▶ What you need to do: Search the records below for the word "values" and show every line where it occurs.

▶ Data records:
────
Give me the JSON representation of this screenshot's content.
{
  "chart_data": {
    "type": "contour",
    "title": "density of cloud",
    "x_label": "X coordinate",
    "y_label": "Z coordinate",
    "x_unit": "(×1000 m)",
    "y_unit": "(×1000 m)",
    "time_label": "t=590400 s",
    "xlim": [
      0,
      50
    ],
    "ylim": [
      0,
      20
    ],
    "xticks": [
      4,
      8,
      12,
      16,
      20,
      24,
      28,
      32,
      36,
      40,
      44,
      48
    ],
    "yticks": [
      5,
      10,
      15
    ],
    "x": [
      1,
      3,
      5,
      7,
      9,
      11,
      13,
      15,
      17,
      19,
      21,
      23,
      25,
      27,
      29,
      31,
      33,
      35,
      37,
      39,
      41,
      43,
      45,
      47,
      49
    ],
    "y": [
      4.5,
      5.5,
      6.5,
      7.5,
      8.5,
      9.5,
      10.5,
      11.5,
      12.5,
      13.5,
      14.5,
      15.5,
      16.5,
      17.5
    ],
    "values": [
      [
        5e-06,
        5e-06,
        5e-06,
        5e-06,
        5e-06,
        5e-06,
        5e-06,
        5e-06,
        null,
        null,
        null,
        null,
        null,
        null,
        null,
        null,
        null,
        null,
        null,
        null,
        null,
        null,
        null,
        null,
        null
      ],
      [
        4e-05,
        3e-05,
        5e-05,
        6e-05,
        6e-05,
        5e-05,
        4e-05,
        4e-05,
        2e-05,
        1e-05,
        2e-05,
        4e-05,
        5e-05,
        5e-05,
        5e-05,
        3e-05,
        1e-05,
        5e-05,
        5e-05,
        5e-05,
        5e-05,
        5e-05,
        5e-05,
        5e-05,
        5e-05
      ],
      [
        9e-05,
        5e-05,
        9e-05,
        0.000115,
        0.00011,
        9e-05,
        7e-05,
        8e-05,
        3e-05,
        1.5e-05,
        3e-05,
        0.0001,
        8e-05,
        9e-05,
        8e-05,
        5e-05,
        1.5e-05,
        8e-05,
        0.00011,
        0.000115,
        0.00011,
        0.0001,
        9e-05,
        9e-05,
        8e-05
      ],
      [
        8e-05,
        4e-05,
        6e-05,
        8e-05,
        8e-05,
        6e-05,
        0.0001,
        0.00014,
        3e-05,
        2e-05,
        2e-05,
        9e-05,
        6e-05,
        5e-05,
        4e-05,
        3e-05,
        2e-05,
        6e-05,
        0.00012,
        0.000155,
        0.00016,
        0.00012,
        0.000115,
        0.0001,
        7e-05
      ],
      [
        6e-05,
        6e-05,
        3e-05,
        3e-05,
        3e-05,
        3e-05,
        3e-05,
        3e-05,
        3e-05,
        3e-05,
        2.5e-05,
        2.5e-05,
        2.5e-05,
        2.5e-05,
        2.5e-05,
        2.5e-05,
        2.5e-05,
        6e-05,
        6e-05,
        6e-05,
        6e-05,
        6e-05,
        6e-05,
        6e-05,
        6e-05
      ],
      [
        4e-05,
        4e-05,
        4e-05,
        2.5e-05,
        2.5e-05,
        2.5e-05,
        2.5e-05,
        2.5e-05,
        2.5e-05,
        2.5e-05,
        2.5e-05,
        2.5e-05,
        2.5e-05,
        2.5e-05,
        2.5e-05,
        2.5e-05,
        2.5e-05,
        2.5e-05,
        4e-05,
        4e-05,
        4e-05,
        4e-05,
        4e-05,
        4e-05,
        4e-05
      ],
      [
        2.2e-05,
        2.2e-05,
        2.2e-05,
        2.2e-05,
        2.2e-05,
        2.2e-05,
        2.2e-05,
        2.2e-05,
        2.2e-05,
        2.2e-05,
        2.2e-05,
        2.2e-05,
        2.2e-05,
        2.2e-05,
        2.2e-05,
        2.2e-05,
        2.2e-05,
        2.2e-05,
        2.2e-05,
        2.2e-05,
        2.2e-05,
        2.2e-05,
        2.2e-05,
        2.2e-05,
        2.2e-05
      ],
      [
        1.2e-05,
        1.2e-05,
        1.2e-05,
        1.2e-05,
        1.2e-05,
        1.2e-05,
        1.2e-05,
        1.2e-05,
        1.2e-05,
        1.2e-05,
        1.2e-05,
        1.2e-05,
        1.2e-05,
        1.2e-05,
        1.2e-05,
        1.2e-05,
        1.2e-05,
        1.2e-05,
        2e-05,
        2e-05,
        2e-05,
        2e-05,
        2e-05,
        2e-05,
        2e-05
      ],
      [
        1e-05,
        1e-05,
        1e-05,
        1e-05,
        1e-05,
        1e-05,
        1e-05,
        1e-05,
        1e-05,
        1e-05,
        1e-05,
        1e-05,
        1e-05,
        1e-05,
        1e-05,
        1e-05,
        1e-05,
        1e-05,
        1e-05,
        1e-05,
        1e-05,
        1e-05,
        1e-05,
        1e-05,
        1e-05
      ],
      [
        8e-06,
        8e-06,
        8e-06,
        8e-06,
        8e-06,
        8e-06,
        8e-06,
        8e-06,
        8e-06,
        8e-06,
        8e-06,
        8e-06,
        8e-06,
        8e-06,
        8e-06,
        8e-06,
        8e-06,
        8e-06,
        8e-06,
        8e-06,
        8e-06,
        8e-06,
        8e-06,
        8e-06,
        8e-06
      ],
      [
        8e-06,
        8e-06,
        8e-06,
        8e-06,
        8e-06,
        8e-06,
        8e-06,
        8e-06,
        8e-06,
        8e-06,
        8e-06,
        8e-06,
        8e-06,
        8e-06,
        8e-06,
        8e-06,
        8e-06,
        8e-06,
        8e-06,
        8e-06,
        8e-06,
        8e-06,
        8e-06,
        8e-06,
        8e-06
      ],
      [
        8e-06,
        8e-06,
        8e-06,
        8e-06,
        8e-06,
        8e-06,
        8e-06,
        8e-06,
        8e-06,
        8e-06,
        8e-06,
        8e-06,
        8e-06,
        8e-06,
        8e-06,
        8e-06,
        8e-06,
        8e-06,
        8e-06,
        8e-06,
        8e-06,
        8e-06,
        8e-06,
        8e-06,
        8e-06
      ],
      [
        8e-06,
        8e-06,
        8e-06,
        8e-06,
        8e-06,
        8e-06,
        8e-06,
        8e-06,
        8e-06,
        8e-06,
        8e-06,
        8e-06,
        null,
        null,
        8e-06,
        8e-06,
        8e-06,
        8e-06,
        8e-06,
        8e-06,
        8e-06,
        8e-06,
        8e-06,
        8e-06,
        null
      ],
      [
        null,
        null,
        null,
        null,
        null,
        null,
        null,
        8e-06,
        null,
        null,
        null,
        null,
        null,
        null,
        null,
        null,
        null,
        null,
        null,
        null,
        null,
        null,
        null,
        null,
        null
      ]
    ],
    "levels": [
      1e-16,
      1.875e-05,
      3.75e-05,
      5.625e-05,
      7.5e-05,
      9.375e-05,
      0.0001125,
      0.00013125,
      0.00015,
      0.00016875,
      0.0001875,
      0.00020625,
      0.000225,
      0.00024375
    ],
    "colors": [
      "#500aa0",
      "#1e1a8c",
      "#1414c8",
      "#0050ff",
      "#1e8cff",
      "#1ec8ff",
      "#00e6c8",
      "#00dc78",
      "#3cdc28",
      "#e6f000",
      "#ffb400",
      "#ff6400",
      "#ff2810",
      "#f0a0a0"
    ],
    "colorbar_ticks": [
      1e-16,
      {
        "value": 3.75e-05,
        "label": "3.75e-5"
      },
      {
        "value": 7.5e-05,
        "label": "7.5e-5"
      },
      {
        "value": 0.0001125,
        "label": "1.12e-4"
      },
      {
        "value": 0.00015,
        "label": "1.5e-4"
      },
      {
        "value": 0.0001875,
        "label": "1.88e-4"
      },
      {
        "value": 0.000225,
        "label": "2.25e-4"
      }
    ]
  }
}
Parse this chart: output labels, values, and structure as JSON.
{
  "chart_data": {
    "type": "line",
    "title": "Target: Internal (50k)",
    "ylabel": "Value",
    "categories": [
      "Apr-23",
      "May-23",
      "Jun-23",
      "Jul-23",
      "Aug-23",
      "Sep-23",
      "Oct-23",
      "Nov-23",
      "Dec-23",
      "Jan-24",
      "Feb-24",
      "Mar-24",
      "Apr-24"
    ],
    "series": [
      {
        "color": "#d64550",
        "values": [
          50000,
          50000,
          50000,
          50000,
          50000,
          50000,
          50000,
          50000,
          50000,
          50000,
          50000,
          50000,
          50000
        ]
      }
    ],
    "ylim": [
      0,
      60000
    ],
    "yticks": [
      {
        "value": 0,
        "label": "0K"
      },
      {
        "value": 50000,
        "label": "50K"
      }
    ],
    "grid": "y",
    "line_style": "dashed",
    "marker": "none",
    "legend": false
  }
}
────
▶ Exercise result:
    "values": [
Parse this chart: output labels, values, and structure as JSON.
        "values": [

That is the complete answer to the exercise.